### Working data
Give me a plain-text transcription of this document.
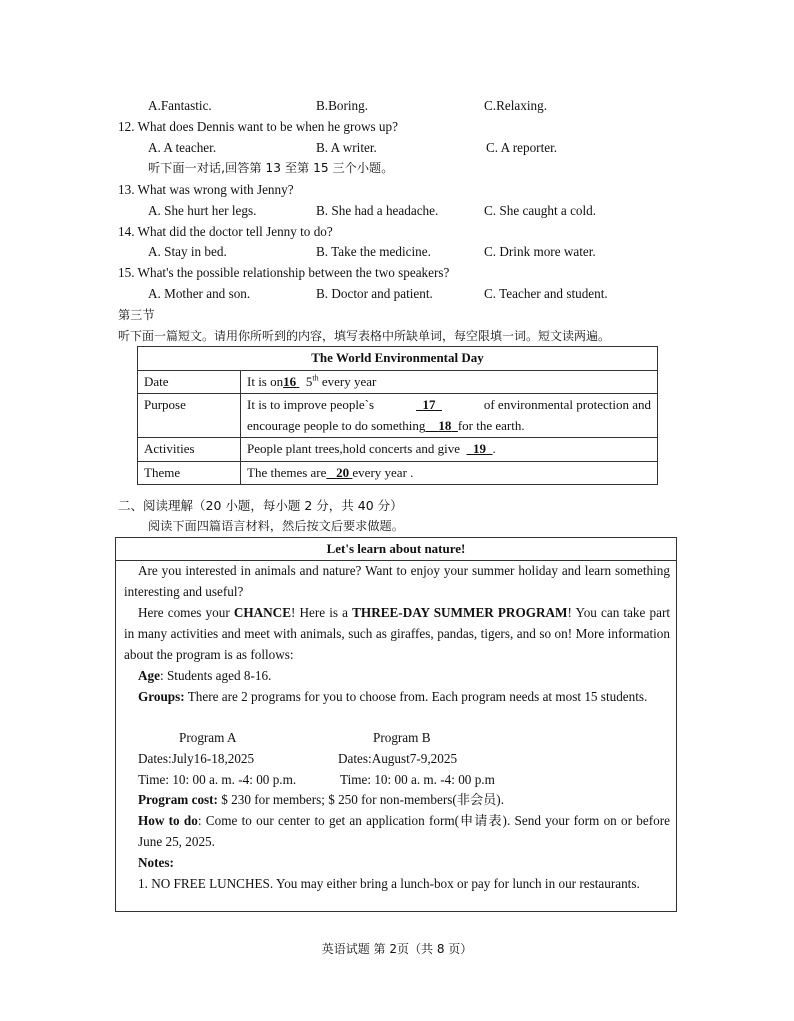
A.Fantastic.	B.Boring.	C.Relaxing.
12. What does Dennis want to be when he grows up?
A. A teacher.	B. A writer.	C. A reporter.
听下面一对话,回答第 13 至第 15 三个小题。
13. What was wrong with Jenny?
A. She hurt her legs.	B. She had a headache.	C. She caught a cold.
14. What did the doctor tell Jenny to do?
A. Stay in bed.	B. Take the medicine.	C. Drink more water.
15. What's the possible relationship between the two speakers?
A. Mother and son.	B. Doctor and patient.	C. Teacher and student.
第三节
听下面一篇短文。请用你所听到的内容，填写表格中所缺单词，每空限填一词。短文读两遍。
The World Environmental Day	
Date	It is on16 5th every year
Purpose	It is to improve people`s 17 of environmental protection and
encourage people to do something 18 for the earth.

Activities	People plant trees,hold concerts and give 19 .
Theme	The themes are 20 every year .
二、阅读理解（20 小题，每小题 2 分，共 40 分）
阅读下面四篇语言材料，然后按文后要求做题。
Let's learn about nature!

Are you interested in animals and nature? Want to enjoy your summer holiday and learn something interesting and useful?

Here comes your CHANCE! Here is a THREE-DAY SUMMER PROGRAM! You can take part in many activities and meet with animals, such as giraffes, pandas, tigers, and so on! More information about the program is as follows:

Age: Students aged 8-16.

Groups: There are 2 programs for you to choose from. Each program needs at most 15 students.

Program A	Program B
Dates:July16-18,2025	Dates:August7-9,2025
Time: 10: 00 a. m. -4: 00 p.m.	Time: 10: 00 a. m. -4: 00 p.m

Program cost: $ 230 for members; $ 250 for non-members(非会员).

How to do: Come to our center to get an application form(申请表). Send your form on or before June 25, 2025.

Notes:

1. NO FREE LUNCHES. You may either bring a lunch-box or pay for lunch in our restaurants.

英语试题 第 2页（共 8 页）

### Exercise brief
Copy out the records above in full, exactly as written, but not the pictures.

### Answer for this exercise
Give me a plain-text transcription of this document.
A.Fantastic.	B.Boring.	C.Relaxing.
12. What does Dennis want to be when he grows up?
A. A teacher.	B. A writer.	C. A reporter.
听下面一对话,回答第 13 至第 15 三个小题。
13. What was wrong with Jenny?
A. She hurt her legs.	B. She had a headache.	C. She caught a cold.
14. What did the doctor tell Jenny to do?
A. Stay in bed.	B. Take the medicine.	C. Drink more water.
15. What's the possible relationship between the two speakers?
A. Mother and son.	B. Doctor and patient.	C. Teacher and student.
第三节
听下面一篇短文。请用你所听到的内容，填写表格中所缺单词，每空限填一词。短文读两遍。
The World Environmental Day	
Date	It is on16 5th every year
Purpose	It is to improve people`s 17 of environmental protection and
encourage people to do something 18 for the earth.

Activities	People plant trees,hold concerts and give 19 .
Theme	The themes are 20 every year .
二、阅读理解（20 小题，每小题 2 分，共 40 分）
阅读下面四篇语言材料，然后按文后要求做题。
Let's learn about nature!

Are you interested in animals and nature? Want to enjoy your summer holiday and learn something interesting and useful?

Here comes your CHANCE! Here is a THREE-DAY SUMMER PROGRAM! You can take part in many activities and meet with animals, such as giraffes, pandas, tigers, and so on! More information about the program is as follows:

Age: Students aged 8-16.

Groups: There are 2 programs for you to choose from. Each program needs at most 15 students.

Program A	Program B
Dates:July16-18,2025	Dates:August7-9,2025
Time: 10: 00 a. m. -4: 00 p.m.	Time: 10: 00 a. m. -4: 00 p.m

Program cost: $ 230 for members; $ 250 for non-members(非会员).

How to do: Come to our center to get an application form(申请表). Send your form on or before June 25, 2025.

Notes:

1. NO FREE LUNCHES. You may either bring a lunch-box or pay for lunch in our restaurants.

英语试题 第 2页（共 8 页）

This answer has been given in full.